**Listed records**
━━━━━━━━━━━━━━━━━━━━━━━━━━━━━━
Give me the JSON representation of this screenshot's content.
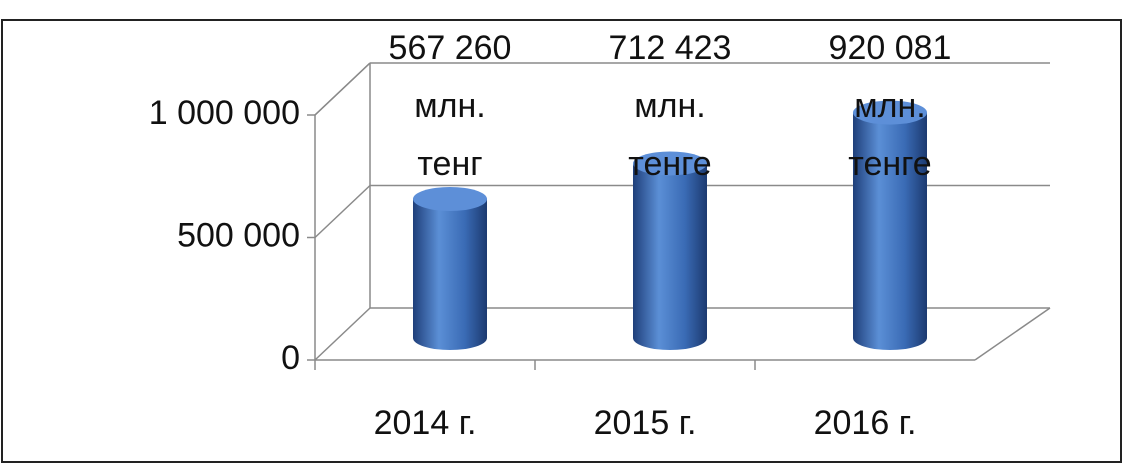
{
  "chart_data": {
    "type": "bar",
    "categories": [
      "2014 г.",
      "2015 г.",
      "2016 г."
    ],
    "values": [
      567260,
      712423,
      920081
    ],
    "value_labels": [
      "567 260 млн. тенг",
      "712 423 млн. тенге",
      "920 081 млн. тенге"
    ],
    "color": "#3a6bb5",
    "ylim": [
      0,
      1000000
    ],
    "yticks": [
      0,
      {
        "value": 500000,
        "label": "500 000"
      },
      {
        "value": 1000000,
        "label": "1 000 000"
      }
    ],
    "grid": true
  }
}
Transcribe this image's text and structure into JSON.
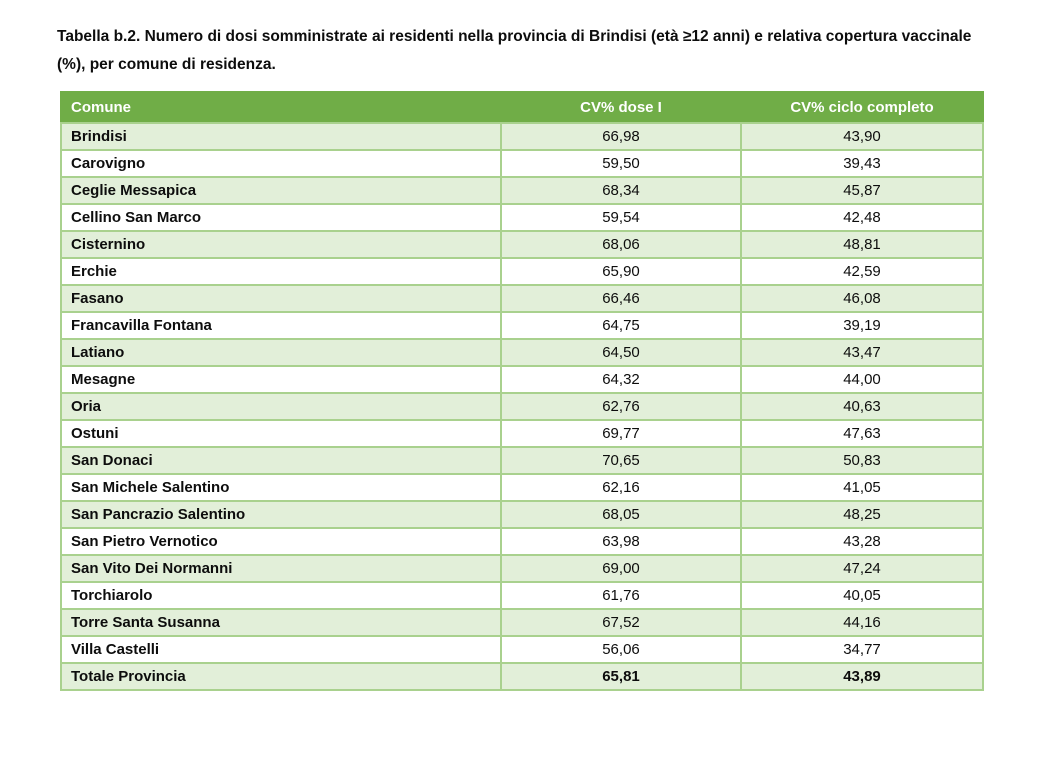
{
  "page": {
    "title": "Tabella b.2. Numero di dosi somministrate ai residenti nella provincia di Brindisi (età ≥12 anni) e relativa copertura vaccinale (%), per comune di residenza."
  },
  "colors": {
    "header_bg": "#70AD47",
    "header_text": "#FFFFFF",
    "row_bg": "#FFFFFF",
    "row_alt_bg": "#E2EFD9",
    "border": "#A9D18E",
    "text": "#0D0D0D"
  },
  "table": {
    "columns": [
      "Comune",
      "CV% dose I",
      "CV% ciclo completo"
    ],
    "rows": [
      {
        "comune": "Brindisi",
        "dose1": "66,98",
        "ciclo": "43,90"
      },
      {
        "comune": "Carovigno",
        "dose1": "59,50",
        "ciclo": "39,43"
      },
      {
        "comune": "Ceglie Messapica",
        "dose1": "68,34",
        "ciclo": "45,87"
      },
      {
        "comune": "Cellino San Marco",
        "dose1": "59,54",
        "ciclo": "42,48"
      },
      {
        "comune": "Cisternino",
        "dose1": "68,06",
        "ciclo": "48,81"
      },
      {
        "comune": "Erchie",
        "dose1": "65,90",
        "ciclo": "42,59"
      },
      {
        "comune": "Fasano",
        "dose1": "66,46",
        "ciclo": "46,08"
      },
      {
        "comune": "Francavilla Fontana",
        "dose1": "64,75",
        "ciclo": "39,19"
      },
      {
        "comune": "Latiano",
        "dose1": "64,50",
        "ciclo": "43,47"
      },
      {
        "comune": "Mesagne",
        "dose1": "64,32",
        "ciclo": "44,00"
      },
      {
        "comune": "Oria",
        "dose1": "62,76",
        "ciclo": "40,63"
      },
      {
        "comune": "Ostuni",
        "dose1": "69,77",
        "ciclo": "47,63"
      },
      {
        "comune": "San Donaci",
        "dose1": "70,65",
        "ciclo": "50,83"
      },
      {
        "comune": "San Michele Salentino",
        "dose1": "62,16",
        "ciclo": "41,05"
      },
      {
        "comune": "San Pancrazio Salentino",
        "dose1": "68,05",
        "ciclo": "48,25"
      },
      {
        "comune": "San Pietro Vernotico",
        "dose1": "63,98",
        "ciclo": "43,28"
      },
      {
        "comune": "San Vito Dei Normanni",
        "dose1": "69,00",
        "ciclo": "47,24"
      },
      {
        "comune": "Torchiarolo",
        "dose1": "61,76",
        "ciclo": "40,05"
      },
      {
        "comune": "Torre Santa Susanna",
        "dose1": "67,52",
        "ciclo": "44,16"
      },
      {
        "comune": "Villa Castelli",
        "dose1": "56,06",
        "ciclo": "34,77"
      }
    ],
    "total_row": {
      "comune": "Totale Provincia",
      "dose1": "65,81",
      "ciclo": "43,89"
    }
  }
}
━━━━━━━━━━━━━━━━━━━━━━━━━━━━━━
**Goal**
Reproduce each line word for word and drop the pictures.

**Task answer**
Give me the JSON representation of this screenshot's content.
{
  "chart_data": {
    "type": "bar",
    "categories": [
      "2014 г.",
      "2015 г.",
      "2016 г."
    ],
    "values": [
      567260,
      712423,
      920081
    ],
    "value_labels": [
      "567 260 млн. тенг",
      "712 423 млн. тенге",
      "920 081 млн. тенге"
    ],
    "color": "#3a6bb5",
    "ylim": [
      0,
      1000000
    ],
    "yticks": [
      0,
      {
        "value": 500000,
        "label": "500 000"
      },
      {
        "value": 1000000,
        "label": "1 000 000"
      }
    ],
    "grid": true
  }
}
Transcribe this image's text and structure into JSON.
{
  "page": {
    "title": "Tabella b.2. Numero di dosi somministrate ai residenti nella provincia di Brindisi (età ≥12 anni) e relativa copertura vaccinale (%), per comune di residenza."
  },
  "colors": {
    "header_bg": "#70AD47",
    "header_text": "#FFFFFF",
    "row_bg": "#FFFFFF",
    "row_alt_bg": "#E2EFD9",
    "border": "#A9D18E",
    "text": "#0D0D0D"
  },
  "table": {
    "columns": [
      "Comune",
      "CV% dose I",
      "CV% ciclo completo"
    ],
    "rows": [
      {
        "comune": "Brindisi",
        "dose1": "66,98",
        "ciclo": "43,90"
      },
      {
        "comune": "Carovigno",
        "dose1": "59,50",
        "ciclo": "39,43"
      },
      {
        "comune": "Ceglie Messapica",
        "dose1": "68,34",
        "ciclo": "45,87"
      },
      {
        "comune": "Cellino San Marco",
        "dose1": "59,54",
        "ciclo": "42,48"
      },
      {
        "comune": "Cisternino",
        "dose1": "68,06",
        "ciclo": "48,81"
      },
      {
        "comune": "Erchie",
        "dose1": "65,90",
        "ciclo": "42,59"
      },
      {
        "comune": "Fasano",
        "dose1": "66,46",
        "ciclo": "46,08"
      },
      {
        "comune": "Francavilla Fontana",
        "dose1": "64,75",
        "ciclo": "39,19"
      },
      {
        "comune": "Latiano",
        "dose1": "64,50",
        "ciclo": "43,47"
      },
      {
        "comune": "Mesagne",
        "dose1": "64,32",
        "ciclo": "44,00"
      },
      {
        "comune": "Oria",
        "dose1": "62,76",
        "ciclo": "40,63"
      },
      {
        "comune": "Ostuni",
        "dose1": "69,77",
        "ciclo": "47,63"
      },
      {
        "comune": "San Donaci",
        "dose1": "70,65",
        "ciclo": "50,83"
      },
      {
        "comune": "San Michele Salentino",
        "dose1": "62,16",
        "ciclo": "41,05"
      },
      {
        "comune": "San Pancrazio Salentino",
        "dose1": "68,05",
        "ciclo": "48,25"
      },
      {
        "comune": "San Pietro Vernotico",
        "dose1": "63,98",
        "ciclo": "43,28"
      },
      {
        "comune": "San Vito Dei Normanni",
        "dose1": "69,00",
        "ciclo": "47,24"
      },
      {
        "comune": "Torchiarolo",
        "dose1": "61,76",
        "ciclo": "40,05"
      },
      {
        "comune": "Torre Santa Susanna",
        "dose1": "67,52",
        "ciclo": "44,16"
      },
      {
        "comune": "Villa Castelli",
        "dose1": "56,06",
        "ciclo": "34,77"
      }
    ],
    "total_row": {
      "comune": "Totale Provincia",
      "dose1": "65,81",
      "ciclo": "43,89"
    }
  }
}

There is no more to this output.